EXERCISE OBJECTIVE |
Take from the listing each line that has the string "Black".

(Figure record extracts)
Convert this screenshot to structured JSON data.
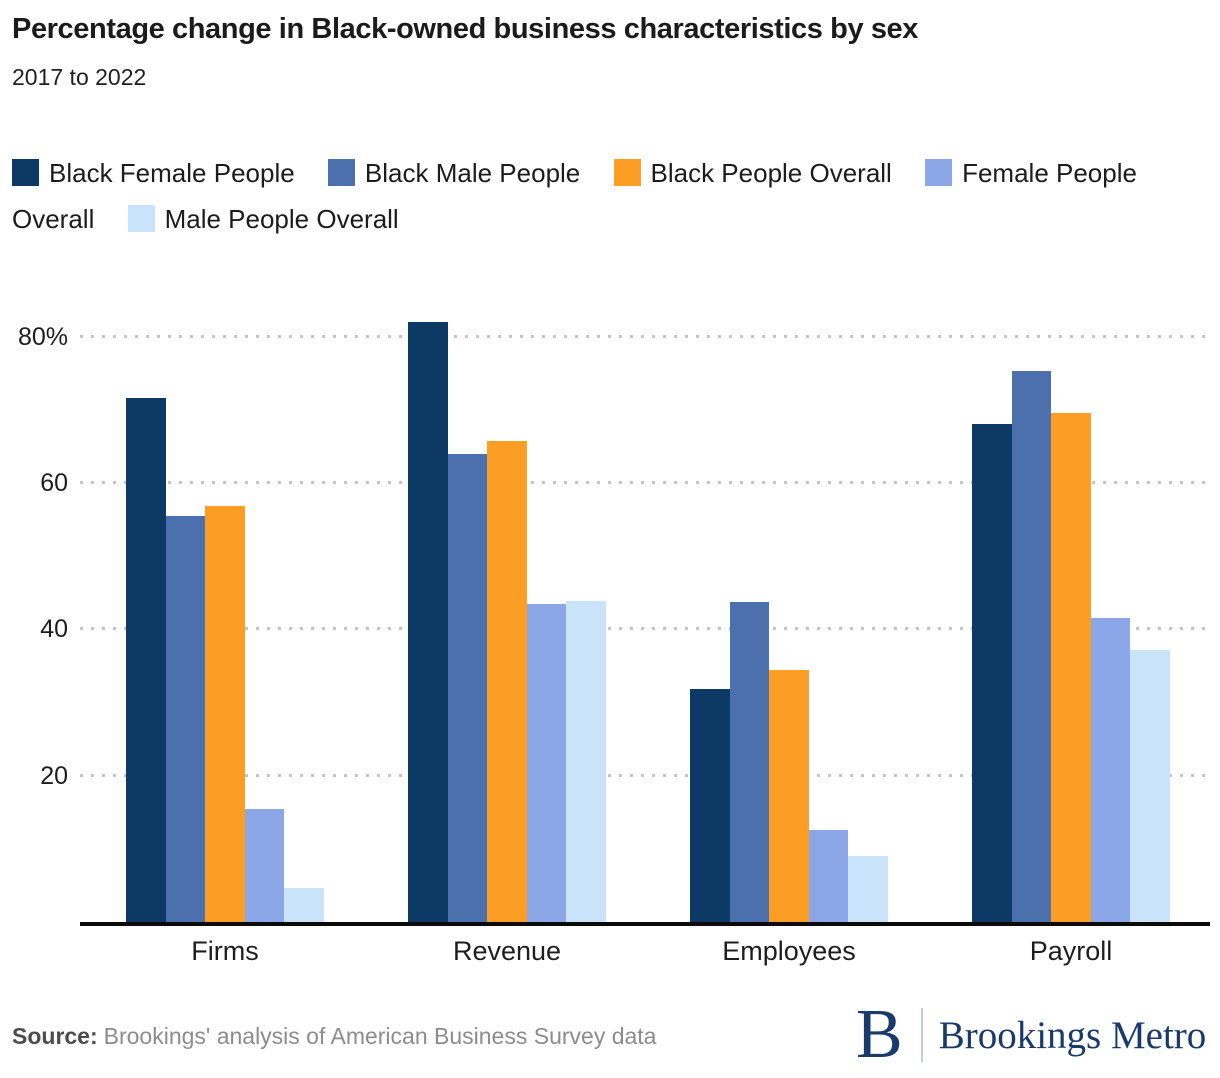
{
  "header": {
    "title": "Percentage change in Black-owned business characteristics by sex",
    "subtitle": "2017 to 2022"
  },
  "chart_data": {
    "type": "bar",
    "title": "Percentage change in Black-owned business characteristics by sex",
    "subtitle": "2017 to 2022",
    "categories": [
      "Firms",
      "Revenue",
      "Employees",
      "Payroll"
    ],
    "series": [
      {
        "name": "Black Female People",
        "color": "#0d3a65",
        "values": [
          71.6,
          82.0,
          31.9,
          68.0
        ]
      },
      {
        "name": "Black Male People",
        "color": "#4c6fae",
        "values": [
          55.5,
          64.0,
          43.7,
          75.3
        ]
      },
      {
        "name": "Black People Overall",
        "color": "#fc9e24",
        "values": [
          56.9,
          65.8,
          34.5,
          69.5
        ]
      },
      {
        "name": "Female People Overall",
        "color": "#8ba7e7",
        "values": [
          15.4,
          43.5,
          12.6,
          41.6
        ]
      },
      {
        "name": "Male People Overall",
        "color": "#c9e3fa",
        "values": [
          4.6,
          43.9,
          9.0,
          37.2
        ]
      }
    ],
    "xlabel": "",
    "ylabel": "",
    "y_ticks": [
      20,
      40,
      60,
      80
    ],
    "y_tick_labels": [
      "20",
      "40",
      "60",
      "80%"
    ],
    "ylim": [
      0,
      82
    ],
    "grid": "horizontal-dotted",
    "legend_position": "top"
  },
  "footer": {
    "source_label": "Source:",
    "source_text": "Brookings' analysis of American Business Survey data",
    "logo_letter": "B",
    "logo_text": "Brookings Metro"
  }
}
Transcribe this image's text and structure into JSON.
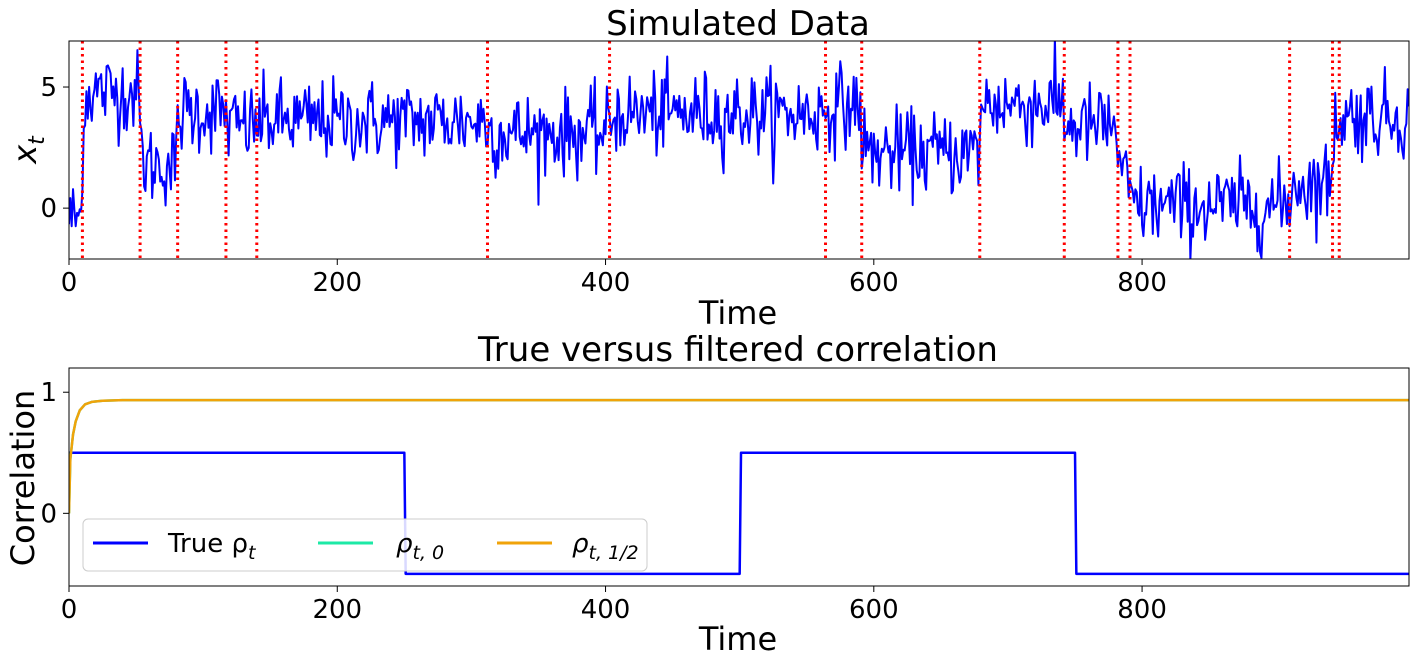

REPLY TO THE EXERCISE |
    "title": "Percentage change in Black-owned business characteristics by sex",
    "title": "Percentage change in Black-owned business characteristics by sex",
        "name": "Black Female People",
        "name": "Black Male People",
        "name": "Black People Overall",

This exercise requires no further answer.